== DATA FOR PROCESSING ==
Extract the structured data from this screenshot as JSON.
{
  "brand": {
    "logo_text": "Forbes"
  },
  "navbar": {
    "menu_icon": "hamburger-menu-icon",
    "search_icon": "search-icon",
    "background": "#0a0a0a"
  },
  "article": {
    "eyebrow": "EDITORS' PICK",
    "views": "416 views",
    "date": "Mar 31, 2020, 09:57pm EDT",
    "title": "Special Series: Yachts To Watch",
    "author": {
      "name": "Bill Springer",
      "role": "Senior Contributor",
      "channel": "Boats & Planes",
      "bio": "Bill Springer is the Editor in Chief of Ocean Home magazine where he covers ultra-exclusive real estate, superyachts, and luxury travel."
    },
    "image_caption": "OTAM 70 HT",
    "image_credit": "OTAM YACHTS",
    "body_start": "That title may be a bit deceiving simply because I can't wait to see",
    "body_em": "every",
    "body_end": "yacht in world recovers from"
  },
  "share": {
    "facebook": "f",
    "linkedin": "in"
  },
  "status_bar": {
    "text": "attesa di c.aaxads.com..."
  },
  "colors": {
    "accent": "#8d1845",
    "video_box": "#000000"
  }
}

== YOUR OBJECTIVE ==
Reproduce the full set of records precisely.

== THE SOLUTION ==
Extract the structured data from this screenshot as JSON.
{
  "brand": {
    "logo_text": "Forbes"
  },
  "navbar": {
    "menu_icon": "hamburger-menu-icon",
    "search_icon": "search-icon",
    "background": "#0a0a0a"
  },
  "article": {
    "eyebrow": "EDITORS' PICK",
    "views": "416 views",
    "date": "Mar 31, 2020, 09:57pm EDT",
    "title": "Special Series: Yachts To Watch",
    "author": {
      "name": "Bill Springer",
      "role": "Senior Contributor",
      "channel": "Boats & Planes",
      "bio": "Bill Springer is the Editor in Chief of Ocean Home magazine where he covers ultra-exclusive real estate, superyachts, and luxury travel."
    },
    "image_caption": "OTAM 70 HT",
    "image_credit": "OTAM YACHTS",
    "body_start": "That title may be a bit deceiving simply because I can't wait to see",
    "body_em": "every",
    "body_end": "yacht in world recovers from"
  },
  "share": {
    "facebook": "f",
    "linkedin": "in"
  },
  "status_bar": {
    "text": "attesa di c.aaxads.com..."
  },
  "colors": {
    "accent": "#8d1845",
    "video_box": "#000000"
  }
}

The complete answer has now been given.